-------- Extracted data

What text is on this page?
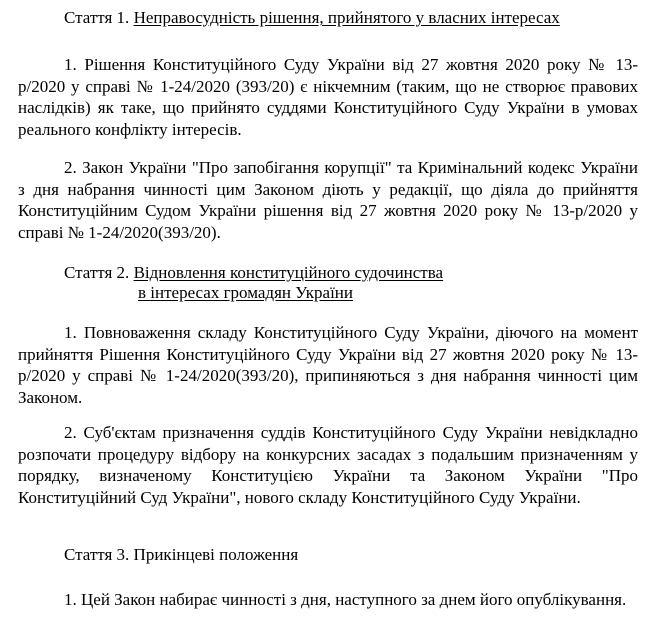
Стаття 1. Неправосудність рішення, прийнятого у власних інтересах

1. Рішення Конституційного Суду України від 27 жовтня 2020 року № 13-р/2020 у справі № 1-24/2020 (393/20) є нікчемним (таким, що не створює правових наслідків) як таке, що прийнято суддями Конституційного Суду України в умовах реального конфлікту інтересів.

2. Закон України "Про запобігання корупції" та Кримінальний кодекс України з дня набрання чинності цим Законом діють у редакції, що діяла до прийняття Конституційним Судом України рішення від 27 жовтня 2020 року № 13-р/2020 у справі № 1-24/2020(393/20).

Стаття 2. Відновлення конституційного судочинства
в інтересах громадян України

1. Повноваження складу Конституційного Суду України, діючого на момент прийняття Рішення Конституційного Суду України від 27 жовтня 2020 року № 13-р/2020 у справі № 1-24/2020(393/20), припиняються з дня набрання чинності цим Законом.

2. Суб'єктам призначення суддів Конституційного Суду України невідкладно розпочати процедуру відбору на конкурсних засадах з подальшим призначенням у порядку, визначеному Конституцією України та Законом України "Про Конституційний Суд України", нового складу Конституційного Суду України.

Стаття 3. Прикінцеві положення

1. Цей Закон набирає чинності з дня, наступного за днем його опублікування.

----------------

What is expected
From the entries above, extract every line where the word "Стаття" appears.

The completed task
Стаття 1. Неправосудність рішення, прийнятого у власних інтересах
Стаття 2. Відновлення конституційного судочинства
Стаття 3. Прикінцеві положення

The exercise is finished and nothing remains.